Aim of the exercise: Switch "sensação" to "impressão" in the records from the first line through the line with "text-line: instrumentos não", and give those lines again with nothing else changed.

★ ★ ★

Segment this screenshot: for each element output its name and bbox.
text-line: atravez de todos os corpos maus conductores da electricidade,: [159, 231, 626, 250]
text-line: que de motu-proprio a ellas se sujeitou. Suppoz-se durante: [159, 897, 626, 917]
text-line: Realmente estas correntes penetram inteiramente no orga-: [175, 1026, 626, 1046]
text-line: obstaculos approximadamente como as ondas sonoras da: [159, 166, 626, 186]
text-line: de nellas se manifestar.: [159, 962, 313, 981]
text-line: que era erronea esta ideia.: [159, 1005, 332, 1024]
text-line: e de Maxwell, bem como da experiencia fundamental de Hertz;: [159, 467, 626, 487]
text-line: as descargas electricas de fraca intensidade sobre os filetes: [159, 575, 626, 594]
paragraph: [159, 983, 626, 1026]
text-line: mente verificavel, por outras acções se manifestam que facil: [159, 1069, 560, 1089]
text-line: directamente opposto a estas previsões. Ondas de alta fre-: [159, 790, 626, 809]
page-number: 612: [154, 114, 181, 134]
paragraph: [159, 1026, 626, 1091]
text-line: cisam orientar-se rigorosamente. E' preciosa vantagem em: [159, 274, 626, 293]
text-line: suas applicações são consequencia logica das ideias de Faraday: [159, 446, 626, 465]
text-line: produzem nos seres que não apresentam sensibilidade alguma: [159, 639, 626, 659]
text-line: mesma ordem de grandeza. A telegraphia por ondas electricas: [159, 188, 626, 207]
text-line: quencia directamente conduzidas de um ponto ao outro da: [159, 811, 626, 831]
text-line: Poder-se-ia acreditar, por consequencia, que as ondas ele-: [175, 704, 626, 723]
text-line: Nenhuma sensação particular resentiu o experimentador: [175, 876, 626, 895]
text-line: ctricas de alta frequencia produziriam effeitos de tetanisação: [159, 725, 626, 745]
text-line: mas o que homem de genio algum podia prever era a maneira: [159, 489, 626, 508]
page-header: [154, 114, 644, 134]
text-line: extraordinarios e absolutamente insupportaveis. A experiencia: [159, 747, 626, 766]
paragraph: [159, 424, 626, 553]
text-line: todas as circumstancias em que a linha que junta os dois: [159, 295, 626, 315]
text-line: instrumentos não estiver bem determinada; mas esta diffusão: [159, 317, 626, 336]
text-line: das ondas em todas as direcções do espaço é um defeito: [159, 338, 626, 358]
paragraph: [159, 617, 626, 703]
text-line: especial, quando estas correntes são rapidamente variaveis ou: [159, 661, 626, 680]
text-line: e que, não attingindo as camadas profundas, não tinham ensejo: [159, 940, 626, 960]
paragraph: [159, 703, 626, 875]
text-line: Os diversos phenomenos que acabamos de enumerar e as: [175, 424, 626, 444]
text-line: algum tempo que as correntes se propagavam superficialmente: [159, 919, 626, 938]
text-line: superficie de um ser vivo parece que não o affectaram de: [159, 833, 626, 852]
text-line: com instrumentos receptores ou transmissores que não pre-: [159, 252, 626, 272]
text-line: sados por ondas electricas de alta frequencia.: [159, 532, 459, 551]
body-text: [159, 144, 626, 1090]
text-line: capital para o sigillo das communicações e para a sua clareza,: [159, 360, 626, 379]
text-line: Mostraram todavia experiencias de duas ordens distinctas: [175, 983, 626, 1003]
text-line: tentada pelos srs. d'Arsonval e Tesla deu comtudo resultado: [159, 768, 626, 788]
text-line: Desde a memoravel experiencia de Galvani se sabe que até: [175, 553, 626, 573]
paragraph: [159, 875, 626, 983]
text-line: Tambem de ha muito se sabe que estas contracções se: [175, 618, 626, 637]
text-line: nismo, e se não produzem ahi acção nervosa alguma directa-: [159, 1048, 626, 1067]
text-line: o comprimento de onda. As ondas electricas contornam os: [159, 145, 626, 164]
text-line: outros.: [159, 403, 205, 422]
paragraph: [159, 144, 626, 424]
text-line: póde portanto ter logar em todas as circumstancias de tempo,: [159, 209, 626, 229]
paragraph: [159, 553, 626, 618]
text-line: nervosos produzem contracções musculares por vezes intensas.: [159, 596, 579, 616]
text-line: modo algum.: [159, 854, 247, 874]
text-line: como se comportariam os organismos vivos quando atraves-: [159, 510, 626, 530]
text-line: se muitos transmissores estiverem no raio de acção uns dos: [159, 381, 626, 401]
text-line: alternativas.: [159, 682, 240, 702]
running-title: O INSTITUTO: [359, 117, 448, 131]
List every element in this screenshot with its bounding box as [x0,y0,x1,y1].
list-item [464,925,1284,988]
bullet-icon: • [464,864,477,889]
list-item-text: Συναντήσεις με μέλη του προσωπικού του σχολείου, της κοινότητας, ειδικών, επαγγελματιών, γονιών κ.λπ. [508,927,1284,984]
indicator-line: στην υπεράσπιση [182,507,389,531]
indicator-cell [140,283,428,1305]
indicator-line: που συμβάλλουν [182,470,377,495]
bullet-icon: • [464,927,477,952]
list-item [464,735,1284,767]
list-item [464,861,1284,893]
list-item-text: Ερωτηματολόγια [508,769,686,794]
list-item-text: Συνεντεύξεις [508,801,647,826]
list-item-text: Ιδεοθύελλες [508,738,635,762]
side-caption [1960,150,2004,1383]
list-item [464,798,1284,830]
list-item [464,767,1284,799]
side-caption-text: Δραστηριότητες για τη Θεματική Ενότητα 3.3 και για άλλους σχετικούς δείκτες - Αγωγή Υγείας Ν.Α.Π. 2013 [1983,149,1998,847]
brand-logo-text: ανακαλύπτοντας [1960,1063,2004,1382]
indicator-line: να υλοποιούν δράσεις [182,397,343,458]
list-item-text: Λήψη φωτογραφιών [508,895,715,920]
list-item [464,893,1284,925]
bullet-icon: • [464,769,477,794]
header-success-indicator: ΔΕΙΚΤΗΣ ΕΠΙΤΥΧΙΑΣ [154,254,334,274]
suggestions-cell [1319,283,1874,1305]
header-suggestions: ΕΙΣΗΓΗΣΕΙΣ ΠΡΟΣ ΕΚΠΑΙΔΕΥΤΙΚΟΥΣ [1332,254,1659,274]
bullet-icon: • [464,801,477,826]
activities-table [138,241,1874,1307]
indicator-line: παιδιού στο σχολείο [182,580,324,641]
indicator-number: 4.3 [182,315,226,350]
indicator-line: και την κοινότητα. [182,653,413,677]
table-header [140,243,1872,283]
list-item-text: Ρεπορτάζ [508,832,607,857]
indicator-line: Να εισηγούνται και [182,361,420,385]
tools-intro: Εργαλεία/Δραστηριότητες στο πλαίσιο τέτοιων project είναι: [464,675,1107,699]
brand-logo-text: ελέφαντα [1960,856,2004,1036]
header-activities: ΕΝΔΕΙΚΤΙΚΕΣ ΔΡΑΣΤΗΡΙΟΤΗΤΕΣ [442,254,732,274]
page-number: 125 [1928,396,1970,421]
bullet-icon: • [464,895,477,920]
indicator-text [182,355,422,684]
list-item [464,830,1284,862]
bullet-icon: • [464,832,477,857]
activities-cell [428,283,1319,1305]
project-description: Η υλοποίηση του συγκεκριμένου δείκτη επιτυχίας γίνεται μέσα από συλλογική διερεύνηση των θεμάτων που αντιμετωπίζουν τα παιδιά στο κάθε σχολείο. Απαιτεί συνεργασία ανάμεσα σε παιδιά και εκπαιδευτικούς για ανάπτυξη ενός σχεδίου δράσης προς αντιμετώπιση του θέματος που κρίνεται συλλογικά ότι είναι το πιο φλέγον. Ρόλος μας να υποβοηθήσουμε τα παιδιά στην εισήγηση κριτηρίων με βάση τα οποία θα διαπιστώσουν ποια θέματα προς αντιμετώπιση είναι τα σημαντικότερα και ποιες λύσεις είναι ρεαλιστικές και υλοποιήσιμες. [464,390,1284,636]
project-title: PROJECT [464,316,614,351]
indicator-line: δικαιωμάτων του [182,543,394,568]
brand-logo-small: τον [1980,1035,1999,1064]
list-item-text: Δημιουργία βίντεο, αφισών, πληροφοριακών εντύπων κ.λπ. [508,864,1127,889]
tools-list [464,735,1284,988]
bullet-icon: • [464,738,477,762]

★ ★ ★

Solution to this task:
Segment this screenshot: for each element output its name and bbox.
text-line: atravez de todos os corpos maus conductores da electricidade,: [159, 231, 626, 250]
text-line: que de motu-proprio a ellas se sujeitou. Suppoz-se durante: [159, 897, 626, 917]
text-line: Realmente estas correntes penetram inteiramente no orga-: [175, 1026, 626, 1046]
text-line: obstaculos approximadamente como as ondas sonoras da: [159, 166, 626, 186]
text-line: de nellas se manifestar.: [159, 962, 313, 981]
text-line: que era erronea esta ideia.: [159, 1005, 332, 1024]
text-line: e de Maxwell, bem como da experiencia fundamental de Hertz;: [159, 467, 626, 487]
text-line: as descargas electricas de fraca intensidade sobre os filetes: [159, 575, 626, 594]
paragraph: [159, 983, 626, 1026]
text-line: mente verificavel, por outras acções se manifestam que facil: [159, 1069, 560, 1089]
text-line: directamente opposto a estas previsões. Ondas de alta fre-: [159, 790, 626, 809]
page-number: 612: [154, 114, 181, 134]
paragraph: [159, 1026, 626, 1091]
text-line: cisam orientar-se rigorosamente. E' preciosa vantagem em: [159, 274, 626, 293]
text-line: suas applicações são consequencia logica das ideias de Faraday: [159, 446, 626, 465]
text-line: produzem nos seres que não apresentam sensibilidade alguma: [159, 639, 626, 659]
text-line: mesma ordem de grandeza. A telegraphia por ondas electricas: [159, 188, 626, 207]
text-line: quencia directamente conduzidas de um ponto ao outro da: [159, 811, 626, 831]
text-line: Poder-se-ia acreditar, por consequencia, que as ondas ele-: [175, 704, 626, 723]
text-line: Nenhuma impressão particular resentiu o experimentador: [175, 876, 626, 895]
text-line: ctricas de alta frequencia produziriam effeitos de tetanisação: [159, 725, 626, 745]
text-line: mas o que homem de genio algum podia prever era a maneira: [159, 489, 626, 508]
page-header: [154, 114, 644, 134]
text-line: extraordinarios e absolutamente insupportaveis. A experiencia: [159, 747, 626, 766]
paragraph: [159, 424, 626, 553]
text-line: todas as circumstancias em que a linha que junta os dois: [159, 295, 626, 315]
text-line: instrumentos não estiver bem determinada; mas esta diffusão: [159, 317, 626, 336]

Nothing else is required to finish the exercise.